## AIM OF THE EXERCISE
Give the data again exactly as written, skipping any pictures.

## DATA PROVIDED
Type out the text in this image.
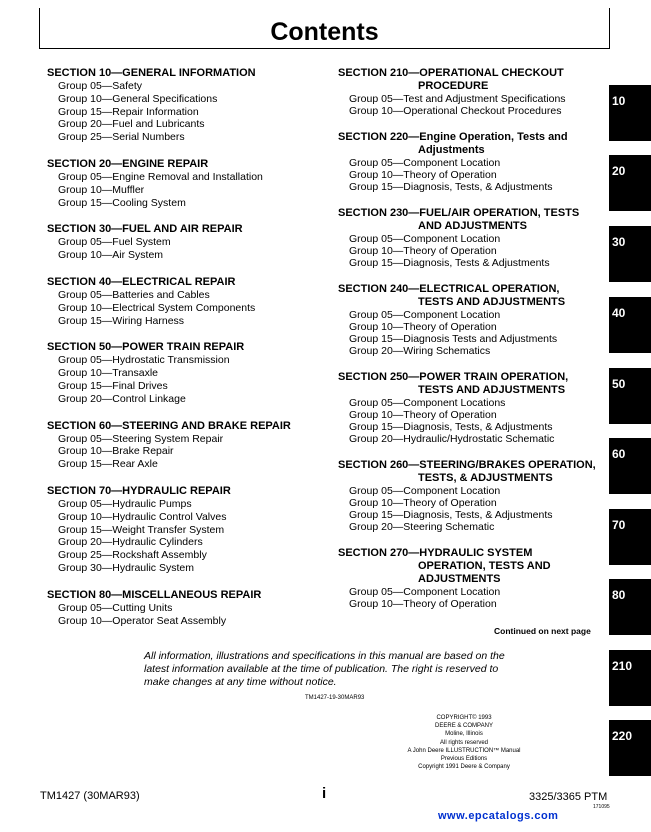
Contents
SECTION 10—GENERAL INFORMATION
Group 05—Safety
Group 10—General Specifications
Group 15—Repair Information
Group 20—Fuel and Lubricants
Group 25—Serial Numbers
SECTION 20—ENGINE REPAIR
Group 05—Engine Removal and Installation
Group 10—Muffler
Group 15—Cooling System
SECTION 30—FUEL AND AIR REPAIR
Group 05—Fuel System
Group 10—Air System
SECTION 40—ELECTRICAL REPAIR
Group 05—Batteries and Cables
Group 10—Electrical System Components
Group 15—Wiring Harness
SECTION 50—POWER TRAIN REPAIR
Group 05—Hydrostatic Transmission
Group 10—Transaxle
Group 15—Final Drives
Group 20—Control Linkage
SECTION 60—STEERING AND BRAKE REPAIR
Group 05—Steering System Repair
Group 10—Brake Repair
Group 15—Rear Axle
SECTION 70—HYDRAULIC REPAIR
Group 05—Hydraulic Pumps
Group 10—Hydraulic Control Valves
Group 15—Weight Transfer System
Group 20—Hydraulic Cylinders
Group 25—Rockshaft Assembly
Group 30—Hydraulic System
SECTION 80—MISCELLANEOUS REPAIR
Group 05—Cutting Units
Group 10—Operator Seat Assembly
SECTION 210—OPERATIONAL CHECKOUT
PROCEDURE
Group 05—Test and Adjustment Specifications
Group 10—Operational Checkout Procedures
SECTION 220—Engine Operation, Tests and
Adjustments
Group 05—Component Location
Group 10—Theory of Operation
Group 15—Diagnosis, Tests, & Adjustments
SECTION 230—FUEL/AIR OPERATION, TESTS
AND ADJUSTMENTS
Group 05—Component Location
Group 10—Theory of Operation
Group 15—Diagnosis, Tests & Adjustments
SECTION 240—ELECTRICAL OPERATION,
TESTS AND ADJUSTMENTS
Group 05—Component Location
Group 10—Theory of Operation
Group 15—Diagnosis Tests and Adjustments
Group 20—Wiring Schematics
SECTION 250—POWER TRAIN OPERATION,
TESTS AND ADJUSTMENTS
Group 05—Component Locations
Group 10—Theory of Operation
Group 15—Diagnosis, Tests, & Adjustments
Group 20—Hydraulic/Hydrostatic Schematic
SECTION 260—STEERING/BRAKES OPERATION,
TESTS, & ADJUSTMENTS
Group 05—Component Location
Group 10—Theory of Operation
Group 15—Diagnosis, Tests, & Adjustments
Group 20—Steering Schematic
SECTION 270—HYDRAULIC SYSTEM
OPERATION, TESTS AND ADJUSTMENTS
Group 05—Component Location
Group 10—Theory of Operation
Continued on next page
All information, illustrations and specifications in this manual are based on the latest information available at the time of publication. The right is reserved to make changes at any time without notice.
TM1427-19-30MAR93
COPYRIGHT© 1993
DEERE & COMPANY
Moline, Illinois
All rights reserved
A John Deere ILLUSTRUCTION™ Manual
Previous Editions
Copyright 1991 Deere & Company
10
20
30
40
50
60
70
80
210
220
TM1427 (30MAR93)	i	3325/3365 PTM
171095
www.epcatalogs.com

## RESULT BELOW
Type out the text in this image.
Contents
SECTION 10—GENERAL INFORMATION
Group 05—Safety
Group 10—General Specifications
Group 15—Repair Information
Group 20—Fuel and Lubricants
Group 25—Serial Numbers
SECTION 20—ENGINE REPAIR
Group 05—Engine Removal and Installation
Group 10—Muffler
Group 15—Cooling System
SECTION 30—FUEL AND AIR REPAIR
Group 05—Fuel System
Group 10—Air System
SECTION 40—ELECTRICAL REPAIR
Group 05—Batteries and Cables
Group 10—Electrical System Components
Group 15—Wiring Harness
SECTION 50—POWER TRAIN REPAIR
Group 05—Hydrostatic Transmission
Group 10—Transaxle
Group 15—Final Drives
Group 20—Control Linkage
SECTION 60—STEERING AND BRAKE REPAIR
Group 05—Steering System Repair
Group 10—Brake Repair
Group 15—Rear Axle
SECTION 70—HYDRAULIC REPAIR
Group 05—Hydraulic Pumps
Group 10—Hydraulic Control Valves
Group 15—Weight Transfer System
Group 20—Hydraulic Cylinders
Group 25—Rockshaft Assembly
Group 30—Hydraulic System
SECTION 80—MISCELLANEOUS REPAIR
Group 05—Cutting Units
Group 10—Operator Seat Assembly
SECTION 210—OPERATIONAL CHECKOUT
PROCEDURE
Group 05—Test and Adjustment Specifications
Group 10—Operational Checkout Procedures
SECTION 220—Engine Operation, Tests and
Adjustments
Group 05—Component Location
Group 10—Theory of Operation
Group 15—Diagnosis, Tests, & Adjustments
SECTION 230—FUEL/AIR OPERATION, TESTS
AND ADJUSTMENTS
Group 05—Component Location
Group 10—Theory of Operation
Group 15—Diagnosis, Tests & Adjustments
SECTION 240—ELECTRICAL OPERATION,
TESTS AND ADJUSTMENTS
Group 05—Component Location
Group 10—Theory of Operation
Group 15—Diagnosis Tests and Adjustments
Group 20—Wiring Schematics
SECTION 250—POWER TRAIN OPERATION,
TESTS AND ADJUSTMENTS
Group 05—Component Locations
Group 10—Theory of Operation
Group 15—Diagnosis, Tests, & Adjustments
Group 20—Hydraulic/Hydrostatic Schematic
SECTION 260—STEERING/BRAKES OPERATION,
TESTS, & ADJUSTMENTS
Group 05—Component Location
Group 10—Theory of Operation
Group 15—Diagnosis, Tests, & Adjustments
Group 20—Steering Schematic
SECTION 270—HYDRAULIC SYSTEM
OPERATION, TESTS AND ADJUSTMENTS
Group 05—Component Location
Group 10—Theory of Operation
Continued on next page
All information, illustrations and specifications in this manual are based on the latest information available at the time of publication. The right is reserved to make changes at any time without notice.
TM1427-19-30MAR93
COPYRIGHT© 1993
DEERE & COMPANY
Moline, Illinois
All rights reserved
A John Deere ILLUSTRUCTION™ Manual
Previous Editions
Copyright 1991 Deere & Company
10
20
30
40
50
60
70
80
210
220
TM1427 (30MAR93)	i	3325/3365 PTM
171095
www.epcatalogs.com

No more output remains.